#### Written request
Locate the lines of the listing below that hold "Lumetri", then copy each of them.

________________________

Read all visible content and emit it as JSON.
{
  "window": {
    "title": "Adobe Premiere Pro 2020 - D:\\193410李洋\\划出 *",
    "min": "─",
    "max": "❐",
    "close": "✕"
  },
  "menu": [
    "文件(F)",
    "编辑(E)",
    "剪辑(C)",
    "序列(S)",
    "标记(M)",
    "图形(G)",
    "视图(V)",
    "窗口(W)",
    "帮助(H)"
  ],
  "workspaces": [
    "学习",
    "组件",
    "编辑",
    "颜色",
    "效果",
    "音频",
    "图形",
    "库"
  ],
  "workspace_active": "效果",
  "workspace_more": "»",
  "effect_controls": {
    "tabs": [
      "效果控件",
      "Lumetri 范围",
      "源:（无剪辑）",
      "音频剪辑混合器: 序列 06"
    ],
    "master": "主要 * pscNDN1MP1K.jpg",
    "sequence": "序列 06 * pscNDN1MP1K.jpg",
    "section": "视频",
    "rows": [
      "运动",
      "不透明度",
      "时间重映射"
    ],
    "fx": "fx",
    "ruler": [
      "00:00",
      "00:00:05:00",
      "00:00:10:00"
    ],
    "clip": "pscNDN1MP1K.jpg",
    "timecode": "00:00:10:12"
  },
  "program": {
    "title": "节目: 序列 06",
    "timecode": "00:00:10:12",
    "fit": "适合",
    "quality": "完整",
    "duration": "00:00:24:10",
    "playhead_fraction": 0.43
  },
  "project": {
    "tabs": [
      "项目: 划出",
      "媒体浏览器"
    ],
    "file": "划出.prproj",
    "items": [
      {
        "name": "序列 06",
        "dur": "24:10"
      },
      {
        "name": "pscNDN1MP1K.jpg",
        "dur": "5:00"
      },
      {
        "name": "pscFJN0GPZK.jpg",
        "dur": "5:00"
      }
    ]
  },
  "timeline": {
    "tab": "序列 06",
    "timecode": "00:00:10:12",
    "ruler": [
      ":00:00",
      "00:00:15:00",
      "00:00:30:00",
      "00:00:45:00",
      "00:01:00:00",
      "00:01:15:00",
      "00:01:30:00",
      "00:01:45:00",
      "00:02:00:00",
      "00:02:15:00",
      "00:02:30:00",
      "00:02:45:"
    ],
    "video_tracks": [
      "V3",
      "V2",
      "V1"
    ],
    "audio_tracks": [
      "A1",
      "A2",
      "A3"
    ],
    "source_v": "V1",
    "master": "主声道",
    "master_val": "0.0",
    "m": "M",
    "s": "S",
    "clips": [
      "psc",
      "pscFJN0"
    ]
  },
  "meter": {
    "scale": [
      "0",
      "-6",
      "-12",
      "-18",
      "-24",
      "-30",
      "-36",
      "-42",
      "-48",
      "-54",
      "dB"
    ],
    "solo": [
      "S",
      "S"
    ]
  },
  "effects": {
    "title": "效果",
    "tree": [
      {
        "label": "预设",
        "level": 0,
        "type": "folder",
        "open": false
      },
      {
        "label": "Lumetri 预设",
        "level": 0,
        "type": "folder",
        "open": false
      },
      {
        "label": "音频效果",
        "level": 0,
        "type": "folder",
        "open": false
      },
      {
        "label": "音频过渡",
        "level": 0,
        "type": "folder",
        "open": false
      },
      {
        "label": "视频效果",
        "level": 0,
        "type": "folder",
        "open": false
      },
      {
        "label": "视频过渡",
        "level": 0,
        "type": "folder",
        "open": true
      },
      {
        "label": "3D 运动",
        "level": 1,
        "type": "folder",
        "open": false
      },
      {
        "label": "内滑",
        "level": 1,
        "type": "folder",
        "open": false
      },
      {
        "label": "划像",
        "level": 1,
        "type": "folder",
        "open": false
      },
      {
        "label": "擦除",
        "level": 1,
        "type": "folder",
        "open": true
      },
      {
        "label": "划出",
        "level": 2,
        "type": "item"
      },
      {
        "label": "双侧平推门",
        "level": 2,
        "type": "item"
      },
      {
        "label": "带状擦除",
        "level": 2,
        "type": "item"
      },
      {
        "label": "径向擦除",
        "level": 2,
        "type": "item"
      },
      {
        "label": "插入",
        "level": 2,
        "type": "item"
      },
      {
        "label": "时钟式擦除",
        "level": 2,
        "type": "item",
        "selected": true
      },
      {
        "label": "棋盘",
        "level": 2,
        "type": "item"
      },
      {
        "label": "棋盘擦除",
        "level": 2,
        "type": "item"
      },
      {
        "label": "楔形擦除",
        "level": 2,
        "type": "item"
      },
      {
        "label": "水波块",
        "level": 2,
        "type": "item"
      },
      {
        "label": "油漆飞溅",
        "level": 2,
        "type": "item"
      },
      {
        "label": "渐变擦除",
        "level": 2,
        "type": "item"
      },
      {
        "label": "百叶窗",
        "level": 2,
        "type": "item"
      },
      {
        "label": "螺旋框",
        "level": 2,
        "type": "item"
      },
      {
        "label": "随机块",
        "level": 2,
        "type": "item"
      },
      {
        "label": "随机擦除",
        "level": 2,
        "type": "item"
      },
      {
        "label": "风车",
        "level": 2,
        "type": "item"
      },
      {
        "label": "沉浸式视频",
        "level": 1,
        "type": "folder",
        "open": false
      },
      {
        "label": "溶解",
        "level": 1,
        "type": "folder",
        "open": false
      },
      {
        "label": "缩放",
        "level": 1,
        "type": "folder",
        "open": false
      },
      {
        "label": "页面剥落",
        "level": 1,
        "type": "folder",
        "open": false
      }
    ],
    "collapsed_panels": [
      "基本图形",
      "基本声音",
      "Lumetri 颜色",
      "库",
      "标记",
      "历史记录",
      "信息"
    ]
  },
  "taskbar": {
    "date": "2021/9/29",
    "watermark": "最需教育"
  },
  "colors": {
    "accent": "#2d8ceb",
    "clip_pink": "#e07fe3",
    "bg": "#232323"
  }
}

________________________

#### Completed exercise
      "Lumetri 范围",
        "label": "Lumetri 预设",
      "Lumetri 颜色",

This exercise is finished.